* _Dataset_:
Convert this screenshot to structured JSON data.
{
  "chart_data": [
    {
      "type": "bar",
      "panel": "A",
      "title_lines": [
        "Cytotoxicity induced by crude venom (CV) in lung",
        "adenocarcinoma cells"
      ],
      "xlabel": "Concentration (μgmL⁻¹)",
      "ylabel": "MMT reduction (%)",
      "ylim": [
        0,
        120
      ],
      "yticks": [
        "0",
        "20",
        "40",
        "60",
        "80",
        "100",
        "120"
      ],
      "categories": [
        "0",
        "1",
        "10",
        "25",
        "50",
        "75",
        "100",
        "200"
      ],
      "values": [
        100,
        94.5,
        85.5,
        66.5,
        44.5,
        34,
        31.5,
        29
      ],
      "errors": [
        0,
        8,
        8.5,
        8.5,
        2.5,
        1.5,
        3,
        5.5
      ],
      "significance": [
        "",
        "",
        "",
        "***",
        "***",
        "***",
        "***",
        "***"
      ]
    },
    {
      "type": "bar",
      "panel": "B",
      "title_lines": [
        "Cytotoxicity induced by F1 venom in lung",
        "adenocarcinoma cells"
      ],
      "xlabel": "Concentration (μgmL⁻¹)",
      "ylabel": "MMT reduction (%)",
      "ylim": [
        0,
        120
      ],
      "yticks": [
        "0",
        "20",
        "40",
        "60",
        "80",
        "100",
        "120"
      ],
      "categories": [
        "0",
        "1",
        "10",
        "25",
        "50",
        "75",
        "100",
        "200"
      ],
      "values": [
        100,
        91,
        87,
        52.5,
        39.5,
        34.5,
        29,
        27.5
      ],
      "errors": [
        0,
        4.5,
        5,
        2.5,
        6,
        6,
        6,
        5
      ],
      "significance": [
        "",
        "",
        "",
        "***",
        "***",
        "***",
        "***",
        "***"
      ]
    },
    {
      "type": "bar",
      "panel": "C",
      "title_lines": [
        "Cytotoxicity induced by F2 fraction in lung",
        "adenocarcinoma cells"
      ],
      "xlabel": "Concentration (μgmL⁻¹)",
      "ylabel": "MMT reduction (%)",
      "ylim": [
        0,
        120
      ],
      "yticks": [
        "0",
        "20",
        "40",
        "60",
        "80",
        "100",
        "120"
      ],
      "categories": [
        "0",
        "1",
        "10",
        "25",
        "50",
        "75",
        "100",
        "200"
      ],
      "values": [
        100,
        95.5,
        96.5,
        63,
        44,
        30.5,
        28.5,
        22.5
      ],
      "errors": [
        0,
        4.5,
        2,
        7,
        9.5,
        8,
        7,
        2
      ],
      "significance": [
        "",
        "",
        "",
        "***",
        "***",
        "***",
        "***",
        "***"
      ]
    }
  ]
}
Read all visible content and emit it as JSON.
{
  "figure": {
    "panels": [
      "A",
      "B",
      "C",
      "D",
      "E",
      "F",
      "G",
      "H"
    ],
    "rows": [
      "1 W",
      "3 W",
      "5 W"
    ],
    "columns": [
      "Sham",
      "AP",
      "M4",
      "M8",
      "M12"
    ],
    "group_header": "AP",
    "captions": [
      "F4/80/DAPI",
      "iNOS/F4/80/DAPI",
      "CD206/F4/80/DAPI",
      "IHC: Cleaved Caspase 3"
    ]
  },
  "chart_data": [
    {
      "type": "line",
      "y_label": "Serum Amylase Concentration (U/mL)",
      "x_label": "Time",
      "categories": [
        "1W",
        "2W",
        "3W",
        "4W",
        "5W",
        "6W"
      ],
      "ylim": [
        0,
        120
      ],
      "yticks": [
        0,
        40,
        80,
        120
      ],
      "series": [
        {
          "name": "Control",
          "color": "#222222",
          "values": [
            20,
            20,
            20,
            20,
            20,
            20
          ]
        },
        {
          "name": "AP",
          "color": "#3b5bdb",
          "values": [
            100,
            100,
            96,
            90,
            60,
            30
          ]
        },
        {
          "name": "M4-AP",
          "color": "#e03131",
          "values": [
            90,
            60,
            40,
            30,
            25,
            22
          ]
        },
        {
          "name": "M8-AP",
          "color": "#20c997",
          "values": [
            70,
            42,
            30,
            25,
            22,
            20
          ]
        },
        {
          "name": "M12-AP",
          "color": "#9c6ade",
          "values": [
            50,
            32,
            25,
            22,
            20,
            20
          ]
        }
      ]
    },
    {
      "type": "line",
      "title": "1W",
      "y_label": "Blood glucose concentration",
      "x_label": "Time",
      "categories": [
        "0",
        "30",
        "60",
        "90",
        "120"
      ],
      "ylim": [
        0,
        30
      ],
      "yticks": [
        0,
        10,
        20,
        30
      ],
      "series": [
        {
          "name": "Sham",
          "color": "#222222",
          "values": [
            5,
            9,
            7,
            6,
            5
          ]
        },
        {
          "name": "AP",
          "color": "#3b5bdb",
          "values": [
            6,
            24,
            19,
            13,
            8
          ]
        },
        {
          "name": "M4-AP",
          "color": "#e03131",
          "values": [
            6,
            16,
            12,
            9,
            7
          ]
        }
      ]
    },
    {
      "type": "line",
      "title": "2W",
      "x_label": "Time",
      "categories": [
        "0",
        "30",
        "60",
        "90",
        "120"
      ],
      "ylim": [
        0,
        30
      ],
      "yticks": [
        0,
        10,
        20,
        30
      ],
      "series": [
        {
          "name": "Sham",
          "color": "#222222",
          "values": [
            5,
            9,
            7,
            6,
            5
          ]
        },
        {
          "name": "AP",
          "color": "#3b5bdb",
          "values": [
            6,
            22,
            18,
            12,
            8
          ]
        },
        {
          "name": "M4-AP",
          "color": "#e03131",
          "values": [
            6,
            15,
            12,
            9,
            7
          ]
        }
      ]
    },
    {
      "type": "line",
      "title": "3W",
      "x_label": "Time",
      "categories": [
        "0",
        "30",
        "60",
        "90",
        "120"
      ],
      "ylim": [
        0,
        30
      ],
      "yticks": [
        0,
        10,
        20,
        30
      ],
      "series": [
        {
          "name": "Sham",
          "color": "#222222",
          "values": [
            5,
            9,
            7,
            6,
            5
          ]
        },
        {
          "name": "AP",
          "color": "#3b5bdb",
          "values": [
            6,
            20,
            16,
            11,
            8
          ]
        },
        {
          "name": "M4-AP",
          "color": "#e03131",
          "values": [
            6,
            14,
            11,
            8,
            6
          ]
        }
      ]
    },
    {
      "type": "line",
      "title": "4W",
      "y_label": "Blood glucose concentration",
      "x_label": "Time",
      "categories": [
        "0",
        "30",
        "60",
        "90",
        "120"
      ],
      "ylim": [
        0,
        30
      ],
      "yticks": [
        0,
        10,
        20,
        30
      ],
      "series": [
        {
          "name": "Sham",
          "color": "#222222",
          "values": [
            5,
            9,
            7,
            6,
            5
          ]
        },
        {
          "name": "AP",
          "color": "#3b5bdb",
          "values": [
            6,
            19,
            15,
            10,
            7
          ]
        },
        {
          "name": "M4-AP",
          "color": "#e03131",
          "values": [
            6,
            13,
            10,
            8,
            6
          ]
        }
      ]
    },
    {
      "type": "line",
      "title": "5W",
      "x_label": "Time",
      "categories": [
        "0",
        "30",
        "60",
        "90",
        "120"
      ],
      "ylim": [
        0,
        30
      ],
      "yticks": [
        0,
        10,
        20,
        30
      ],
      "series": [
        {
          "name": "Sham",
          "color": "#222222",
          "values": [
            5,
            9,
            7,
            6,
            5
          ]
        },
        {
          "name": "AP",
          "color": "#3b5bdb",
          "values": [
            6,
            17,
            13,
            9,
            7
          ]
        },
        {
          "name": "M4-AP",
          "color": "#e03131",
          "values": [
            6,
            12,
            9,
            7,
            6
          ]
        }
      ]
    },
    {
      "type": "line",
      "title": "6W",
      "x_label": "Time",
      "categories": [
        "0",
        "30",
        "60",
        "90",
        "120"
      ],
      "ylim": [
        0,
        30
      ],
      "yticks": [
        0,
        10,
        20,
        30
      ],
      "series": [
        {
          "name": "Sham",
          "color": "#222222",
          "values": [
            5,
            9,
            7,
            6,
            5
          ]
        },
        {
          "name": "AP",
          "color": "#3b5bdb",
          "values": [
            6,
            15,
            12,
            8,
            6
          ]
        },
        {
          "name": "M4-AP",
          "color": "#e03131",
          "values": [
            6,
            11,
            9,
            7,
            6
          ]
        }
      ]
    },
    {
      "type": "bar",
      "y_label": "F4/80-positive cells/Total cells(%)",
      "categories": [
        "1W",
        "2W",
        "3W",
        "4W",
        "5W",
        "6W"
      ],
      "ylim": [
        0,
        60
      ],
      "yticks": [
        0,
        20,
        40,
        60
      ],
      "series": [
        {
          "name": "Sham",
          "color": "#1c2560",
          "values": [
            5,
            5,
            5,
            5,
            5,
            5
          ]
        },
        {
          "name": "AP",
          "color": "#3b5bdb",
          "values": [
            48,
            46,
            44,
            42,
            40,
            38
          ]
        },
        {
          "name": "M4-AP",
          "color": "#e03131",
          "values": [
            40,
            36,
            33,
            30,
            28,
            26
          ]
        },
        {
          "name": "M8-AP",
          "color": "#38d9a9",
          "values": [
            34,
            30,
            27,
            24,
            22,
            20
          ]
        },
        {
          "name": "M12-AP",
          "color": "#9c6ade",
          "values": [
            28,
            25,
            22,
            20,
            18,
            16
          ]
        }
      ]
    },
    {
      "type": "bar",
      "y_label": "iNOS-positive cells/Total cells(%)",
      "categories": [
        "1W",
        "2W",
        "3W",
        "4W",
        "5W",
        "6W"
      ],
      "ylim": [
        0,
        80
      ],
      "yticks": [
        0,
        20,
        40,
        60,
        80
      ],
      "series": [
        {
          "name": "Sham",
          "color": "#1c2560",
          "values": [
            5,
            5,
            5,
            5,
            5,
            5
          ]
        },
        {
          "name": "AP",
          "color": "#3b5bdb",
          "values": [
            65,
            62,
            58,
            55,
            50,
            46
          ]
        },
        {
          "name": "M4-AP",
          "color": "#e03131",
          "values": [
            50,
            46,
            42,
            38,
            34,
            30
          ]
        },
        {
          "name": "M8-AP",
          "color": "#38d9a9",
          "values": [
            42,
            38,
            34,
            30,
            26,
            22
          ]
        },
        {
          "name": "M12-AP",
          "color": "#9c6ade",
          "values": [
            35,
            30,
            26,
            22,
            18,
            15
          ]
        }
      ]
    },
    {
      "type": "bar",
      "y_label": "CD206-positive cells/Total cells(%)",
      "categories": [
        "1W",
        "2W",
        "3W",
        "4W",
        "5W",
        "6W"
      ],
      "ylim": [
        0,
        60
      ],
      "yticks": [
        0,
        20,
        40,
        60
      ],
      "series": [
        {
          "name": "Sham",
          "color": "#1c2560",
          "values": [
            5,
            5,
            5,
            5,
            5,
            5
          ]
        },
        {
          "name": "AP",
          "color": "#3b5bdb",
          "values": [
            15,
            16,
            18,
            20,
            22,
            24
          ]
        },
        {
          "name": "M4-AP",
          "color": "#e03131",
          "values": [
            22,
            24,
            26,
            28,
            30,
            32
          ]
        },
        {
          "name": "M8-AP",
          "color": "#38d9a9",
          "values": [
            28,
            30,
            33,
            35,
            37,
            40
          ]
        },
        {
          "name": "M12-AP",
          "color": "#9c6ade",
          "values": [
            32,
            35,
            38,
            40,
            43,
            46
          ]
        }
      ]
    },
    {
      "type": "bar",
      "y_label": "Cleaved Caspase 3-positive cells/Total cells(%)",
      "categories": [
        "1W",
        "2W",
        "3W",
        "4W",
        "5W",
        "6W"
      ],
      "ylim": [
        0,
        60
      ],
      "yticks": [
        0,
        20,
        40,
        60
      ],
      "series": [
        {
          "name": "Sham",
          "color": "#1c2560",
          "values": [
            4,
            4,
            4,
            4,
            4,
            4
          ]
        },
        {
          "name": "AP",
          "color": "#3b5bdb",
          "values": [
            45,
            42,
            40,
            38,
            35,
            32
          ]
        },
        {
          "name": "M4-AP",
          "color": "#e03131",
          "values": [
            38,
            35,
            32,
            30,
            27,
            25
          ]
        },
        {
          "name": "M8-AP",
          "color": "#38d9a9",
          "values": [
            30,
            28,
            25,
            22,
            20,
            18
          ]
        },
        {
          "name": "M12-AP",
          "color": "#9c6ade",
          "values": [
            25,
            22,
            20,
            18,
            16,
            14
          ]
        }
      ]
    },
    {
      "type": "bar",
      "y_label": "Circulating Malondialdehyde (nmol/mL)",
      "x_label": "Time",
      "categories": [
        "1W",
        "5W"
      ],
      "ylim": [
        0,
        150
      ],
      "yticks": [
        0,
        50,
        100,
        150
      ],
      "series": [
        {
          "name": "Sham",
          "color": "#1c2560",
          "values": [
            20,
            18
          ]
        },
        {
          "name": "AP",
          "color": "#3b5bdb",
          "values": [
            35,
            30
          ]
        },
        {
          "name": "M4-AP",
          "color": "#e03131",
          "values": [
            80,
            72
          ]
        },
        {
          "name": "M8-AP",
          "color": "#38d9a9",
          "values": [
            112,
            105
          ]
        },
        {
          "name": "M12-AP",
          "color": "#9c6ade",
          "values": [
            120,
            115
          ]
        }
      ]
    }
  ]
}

* _What the exercise asks_: Using the data above, say how many lines include "Total". No other reply is needed.

* _Answer space_: 4